All the data must come back unchanged, except that pictures are left out.

** Structured figure records **
◆ ◆ ◆ ◆
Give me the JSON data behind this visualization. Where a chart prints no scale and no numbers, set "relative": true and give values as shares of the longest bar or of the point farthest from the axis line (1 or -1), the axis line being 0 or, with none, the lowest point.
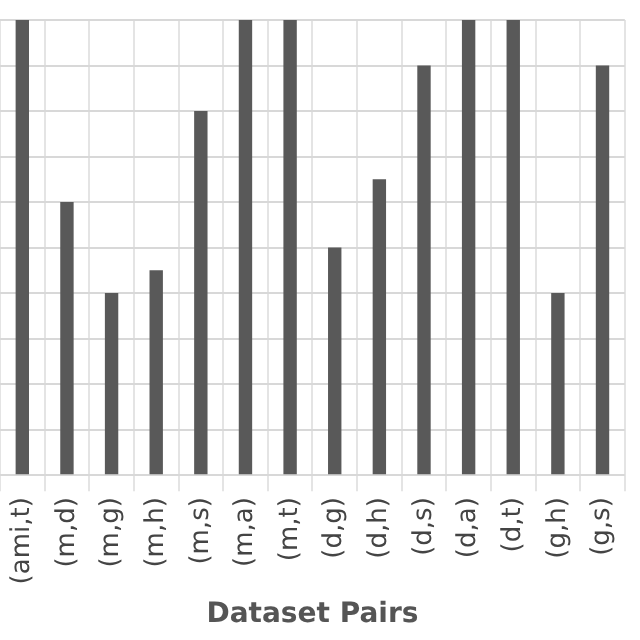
{
  "chart_data": {
    "type": "bar",
    "relative": true,
    "xlabel": "Dataset Pairs",
    "grid": true,
    "color": "#595959",
    "categories": [
      "(ami,t)",
      "(m,d)",
      "(m,g)",
      "(m,h)",
      "(m,s)",
      "(m,a)",
      "(m,t)",
      "(d,g)",
      "(d,h)",
      "(d,s)",
      "(d,a)",
      "(d,t)",
      "(g,h)",
      "(g,s)"
    ],
    "values": [
      1,
      0.6,
      0.4,
      0.45,
      0.8,
      1,
      1,
      0.5,
      0.65,
      0.9,
      1,
      1,
      0.4,
      0.9
    ]
  }
}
◆ ◆ ◆ ◆
** Response for this exercise **
Give me the JSON data behind this visualization. Where a chart prints no scale and no numbers, set "relative": true and give values as shares of the longest bar or of the point farthest from the axis line (1 or -1), the axis line being 0 or, with none, the lowest point.
{
  "chart_data": {
    "type": "bar",
    "relative": true,
    "xlabel": "Dataset Pairs",
    "grid": true,
    "color": "#595959",
    "categories": [
      "(ami,t)",
      "(m,d)",
      "(m,g)",
      "(m,h)",
      "(m,s)",
      "(m,a)",
      "(m,t)",
      "(d,g)",
      "(d,h)",
      "(d,s)",
      "(d,a)",
      "(d,t)",
      "(g,h)",
      "(g,s)"
    ],
    "values": [
      1,
      0.6,
      0.4,
      0.45,
      0.8,
      1,
      1,
      0.5,
      0.65,
      0.9,
      1,
      1,
      0.4,
      0.9
    ]
  }
}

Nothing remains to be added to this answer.